Work to do = Check each line of the records below and collect those that include the word "right".

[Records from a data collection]
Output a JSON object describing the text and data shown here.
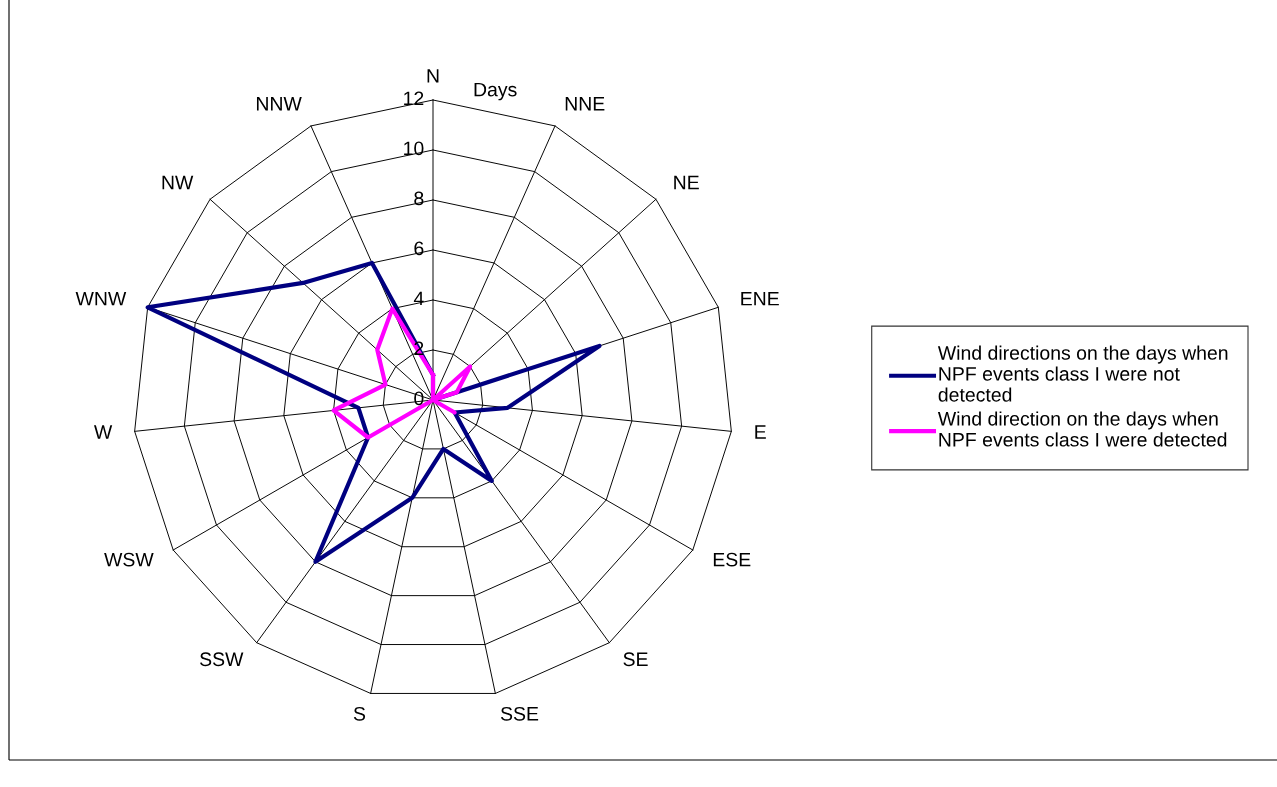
{
  "chart_data": {
    "type": "radar",
    "ylabel": "Days",
    "categories": [
      "N",
      "NNE",
      "NE",
      "ENE",
      "E",
      "ESE",
      "SE",
      "SSE",
      "S",
      "SSW",
      "WSW",
      "W",
      "WNW",
      "NW",
      "NNW"
    ],
    "ylim": [
      0,
      12
    ],
    "yticks": [
      0,
      2,
      4,
      6,
      8,
      10,
      12
    ],
    "grid": true,
    "legend": "right",
    "line_style": "solid",
    "marker": "none",
    "series": [
      {
        "name": "Wind directions on the days when NPF events class I were not detected",
        "color": "#000080",
        "values": [
          1,
          0,
          0,
          7,
          3,
          1,
          4,
          2,
          4,
          8,
          3,
          3,
          12,
          7,
          6
        ]
      },
      {
        "name": "Wind direction on the days when NPF events class I were detected",
        "color": "#ff00ff",
        "values": [
          1,
          0,
          2,
          1,
          0,
          1,
          0,
          0,
          0,
          0,
          3,
          4,
          2,
          3,
          4
        ]
      }
    ]
  }
}
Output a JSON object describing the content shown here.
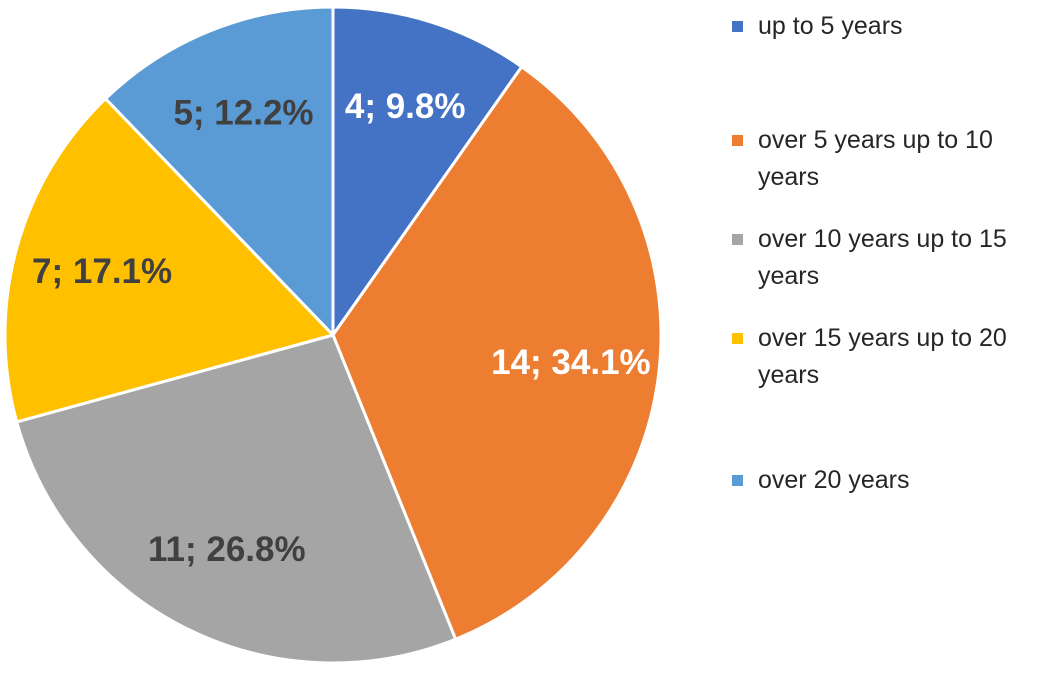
{
  "chart_data": {
    "type": "pie",
    "start_angle_deg": 0,
    "direction": "clockwise",
    "legend_position": "right",
    "slices": [
      {
        "name": "up to 5 years",
        "value": 4,
        "percent": 9.8,
        "label": "4; 9.8%",
        "color": "#4472C4",
        "label_color": "#FFFFFF"
      },
      {
        "name": "over 5 years up to 10 years",
        "value": 14,
        "percent": 34.1,
        "label": "14; 34.1%",
        "color": "#ED7D31",
        "label_color": "#FFFFFF"
      },
      {
        "name": "over 10 years up to 15 years",
        "value": 11,
        "percent": 26.8,
        "label": "11; 26.8%",
        "color": "#A5A5A5",
        "label_color": "#404040"
      },
      {
        "name": "over 15 years up to 20 years",
        "value": 7,
        "percent": 17.1,
        "label": "7; 17.1%",
        "color": "#FFC000",
        "label_color": "#404040"
      },
      {
        "name": "over 20 years",
        "value": 5,
        "percent": 12.2,
        "label": "5; 12.2%",
        "color": "#5B9BD5",
        "label_color": "#404040"
      }
    ]
  }
}
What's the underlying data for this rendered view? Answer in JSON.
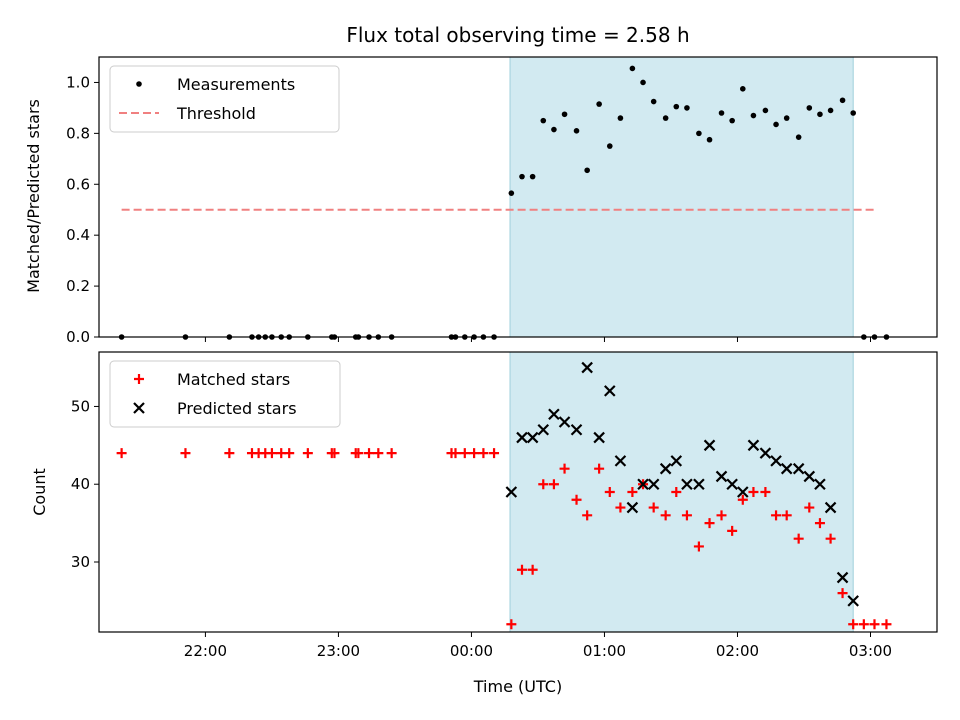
{
  "chart_data": [
    {
      "type": "scatter",
      "title": "Flux total observing time = 2.58 h",
      "xlabel": "",
      "ylabel": "Matched/Predicted stars",
      "x_unit": "hours after 00:00 UTC",
      "xlim": [
        -2.8,
        3.5
      ],
      "ylim": [
        0,
        1.1
      ],
      "yticks": [
        0.0,
        0.2,
        0.4,
        0.6,
        0.8,
        1.0
      ],
      "ytick_labels": [
        "0.0",
        "0.2",
        "0.4",
        "0.6",
        "0.8",
        "1.0"
      ],
      "shaded_span": {
        "x0": 0.29,
        "x1": 2.87,
        "color": "#add8e6"
      },
      "legend_position": "upper-left",
      "series": [
        {
          "name": "Measurements",
          "marker": "dot",
          "color": "#000000",
          "x": [
            -2.63,
            -2.15,
            -1.82,
            -1.65,
            -1.6,
            -1.55,
            -1.5,
            -1.43,
            -1.37,
            -1.23,
            -1.05,
            -1.03,
            -0.87,
            -0.85,
            -0.77,
            -0.7,
            -0.6,
            -0.15,
            -0.12,
            -0.05,
            0.02,
            0.09,
            0.17,
            0.3,
            0.38,
            0.46,
            0.54,
            0.62,
            0.7,
            0.79,
            0.87,
            0.96,
            1.04,
            1.12,
            1.21,
            1.29,
            1.37,
            1.46,
            1.54,
            1.62,
            1.71,
            1.79,
            1.88,
            1.96,
            2.04,
            2.12,
            2.21,
            2.29,
            2.37,
            2.46,
            2.54,
            2.62,
            2.7,
            2.79,
            2.87,
            2.95,
            3.03,
            3.12
          ],
          "y": [
            0,
            0,
            0,
            0,
            0,
            0,
            0,
            0,
            0,
            0,
            0,
            0,
            0,
            0,
            0,
            0,
            0,
            0,
            0,
            0,
            0,
            0,
            0,
            0.565,
            0.63,
            0.63,
            0.85,
            0.815,
            0.875,
            0.81,
            0.655,
            0.915,
            0.75,
            0.86,
            1.055,
            1.0,
            0.925,
            0.86,
            0.905,
            0.9,
            0.8,
            0.775,
            0.88,
            0.85,
            0.975,
            0.87,
            0.89,
            0.835,
            0.86,
            0.785,
            0.9,
            0.875,
            0.89,
            0.93,
            0.88,
            0,
            0,
            0
          ]
        },
        {
          "name": "Threshold",
          "marker": "dashed-line",
          "color": "#f08080",
          "x": [
            -2.63,
            3.05
          ],
          "y": [
            0.5,
            0.5
          ]
        }
      ]
    },
    {
      "type": "scatter",
      "title": "",
      "xlabel": "Time (UTC)",
      "ylabel": "Count",
      "x_unit": "hours after 00:00 UTC",
      "xlim": [
        -2.8,
        3.5
      ],
      "ylim": [
        21,
        57
      ],
      "xticks": [
        -2,
        -1,
        0,
        1,
        2,
        3
      ],
      "xtick_labels": [
        "22:00",
        "23:00",
        "00:00",
        "01:00",
        "02:00",
        "03:00"
      ],
      "yticks": [
        30,
        40,
        50
      ],
      "ytick_labels": [
        "30",
        "40",
        "50"
      ],
      "shaded_span": {
        "x0": 0.29,
        "x1": 2.87,
        "color": "#add8e6"
      },
      "legend_position": "upper-left",
      "series": [
        {
          "name": "Matched stars",
          "marker": "plus",
          "color": "#ff0000",
          "x": [
            -2.63,
            -2.15,
            -1.82,
            -1.65,
            -1.6,
            -1.55,
            -1.5,
            -1.43,
            -1.37,
            -1.23,
            -1.05,
            -1.03,
            -0.87,
            -0.85,
            -0.77,
            -0.7,
            -0.6,
            -0.15,
            -0.12,
            -0.05,
            0.02,
            0.09,
            0.17,
            0.3,
            0.38,
            0.46,
            0.54,
            0.62,
            0.7,
            0.79,
            0.87,
            0.96,
            1.04,
            1.12,
            1.21,
            1.29,
            1.37,
            1.46,
            1.54,
            1.62,
            1.71,
            1.79,
            1.88,
            1.96,
            2.04,
            2.12,
            2.21,
            2.29,
            2.37,
            2.46,
            2.54,
            2.62,
            2.7,
            2.79,
            2.87,
            2.95,
            3.03,
            3.12
          ],
          "y": [
            44,
            44,
            44,
            44,
            44,
            44,
            44,
            44,
            44,
            44,
            44,
            44,
            44,
            44,
            44,
            44,
            44,
            44,
            44,
            44,
            44,
            44,
            44,
            22,
            29,
            29,
            40,
            40,
            42,
            38,
            36,
            42,
            39,
            37,
            39,
            40,
            37,
            36,
            39,
            36,
            32,
            35,
            36,
            34,
            38,
            39,
            39,
            36,
            36,
            33,
            37,
            35,
            33,
            26,
            22,
            22,
            22,
            22
          ]
        },
        {
          "name": "Predicted stars",
          "marker": "x",
          "color": "#000000",
          "x": [
            0.3,
            0.38,
            0.46,
            0.54,
            0.62,
            0.7,
            0.79,
            0.87,
            0.96,
            1.04,
            1.12,
            1.21,
            1.29,
            1.37,
            1.46,
            1.54,
            1.62,
            1.71,
            1.79,
            1.88,
            1.96,
            2.04,
            2.12,
            2.21,
            2.29,
            2.37,
            2.46,
            2.54,
            2.62,
            2.7,
            2.79,
            2.87
          ],
          "y": [
            39,
            46,
            46,
            47,
            49,
            48,
            47,
            55,
            46,
            52,
            43,
            37,
            40,
            40,
            42,
            43,
            40,
            40,
            45,
            41,
            40,
            39,
            45,
            44,
            43,
            42,
            42,
            41,
            40,
            37,
            28,
            25
          ]
        }
      ]
    }
  ]
}
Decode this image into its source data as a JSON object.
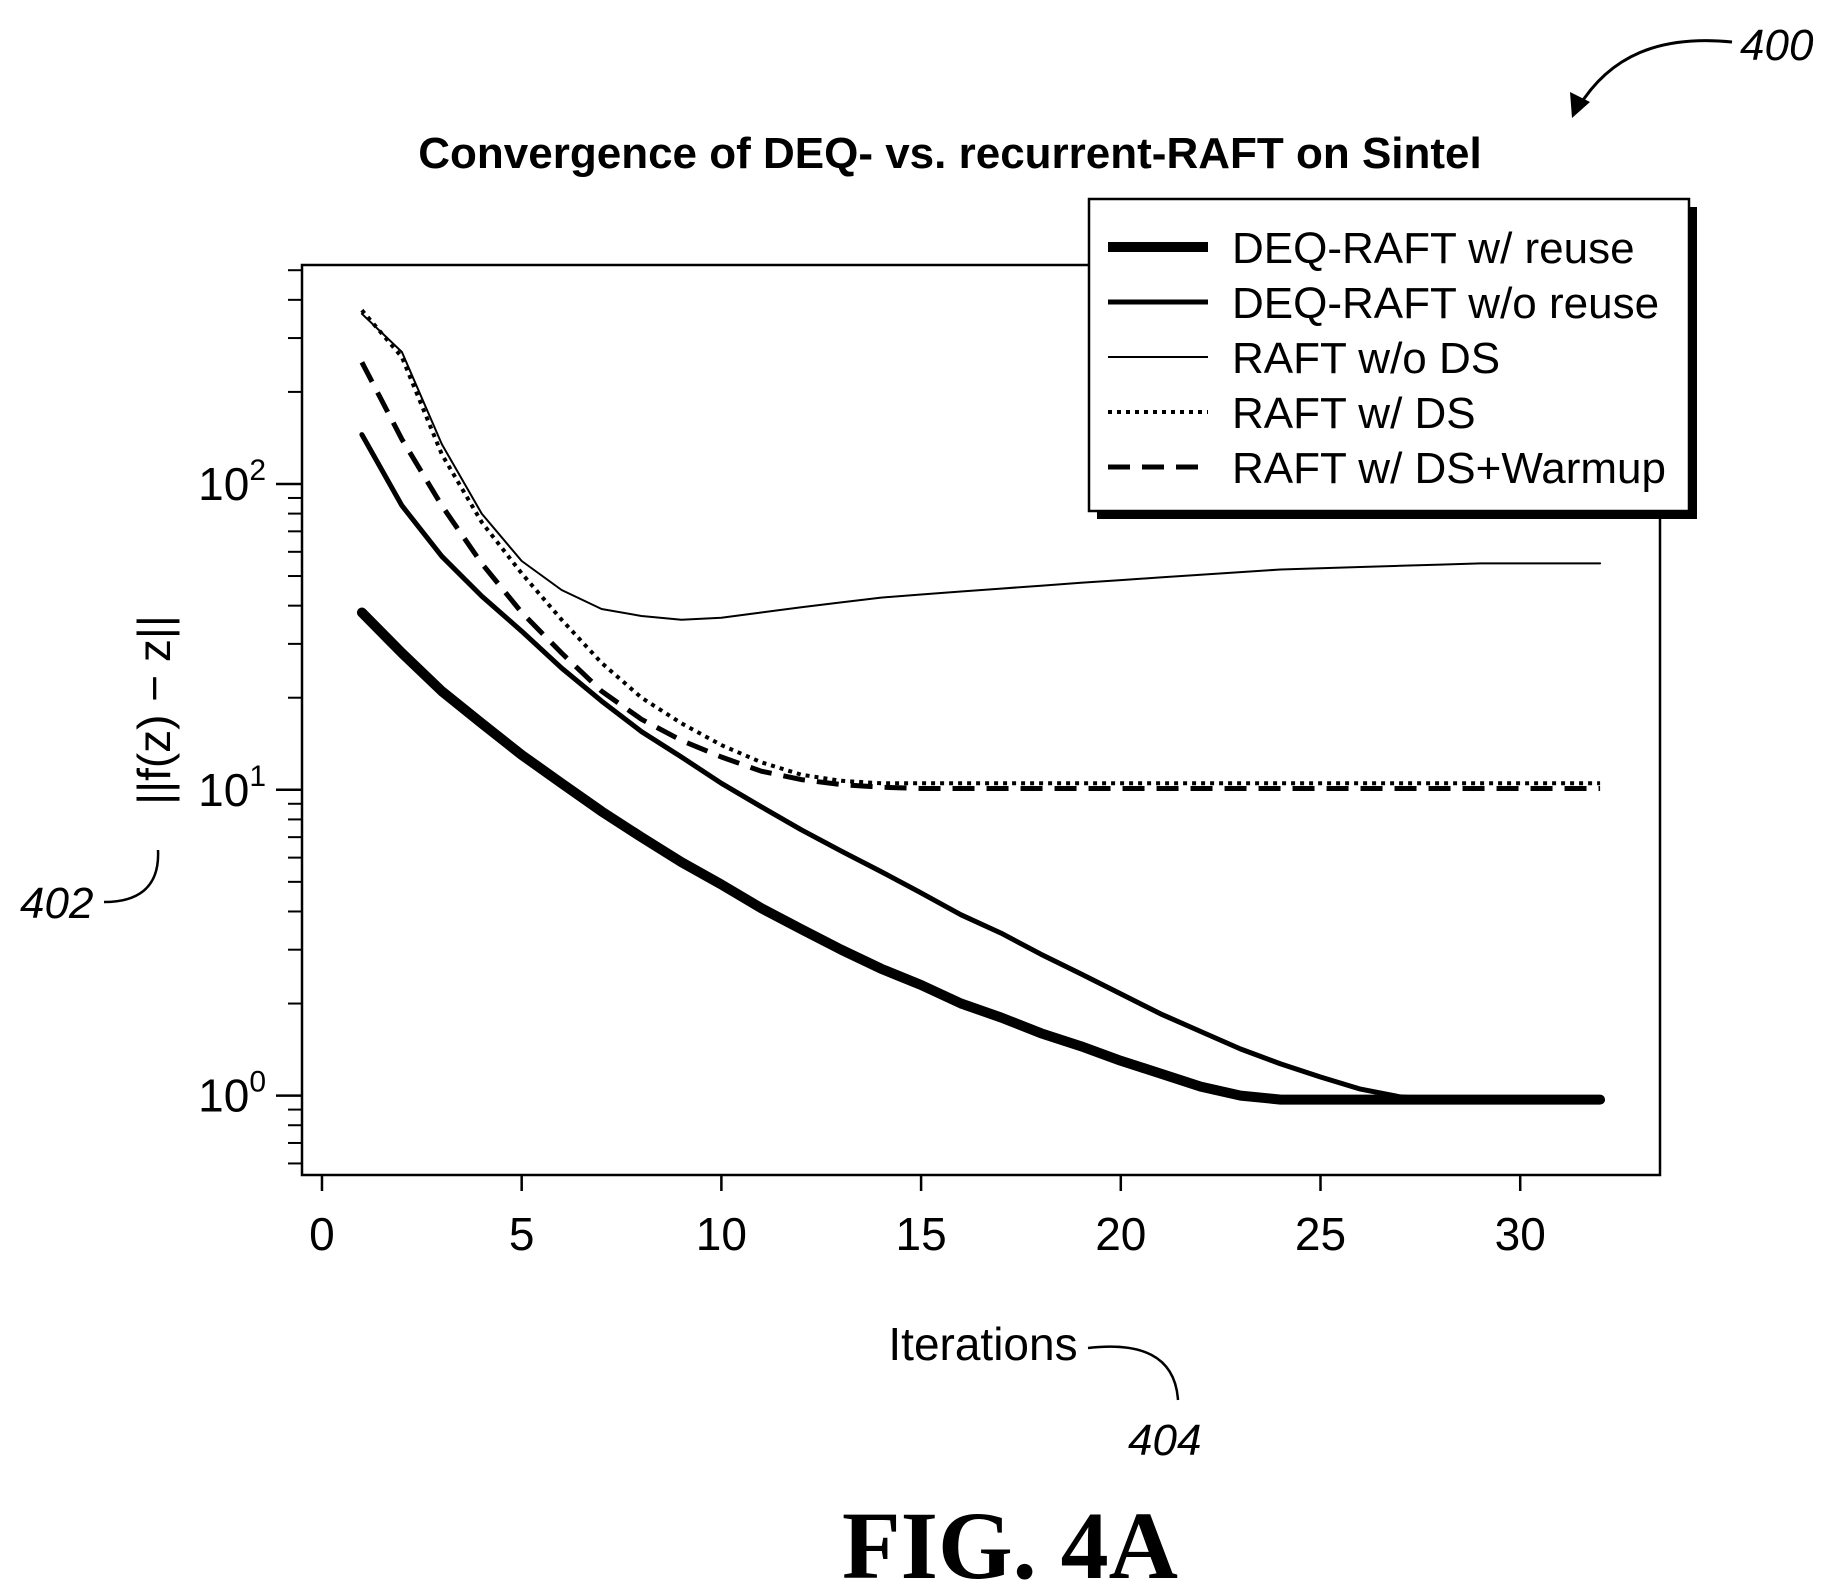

Output of the exercise =
    "legend": "right",
    "legend_position": "right",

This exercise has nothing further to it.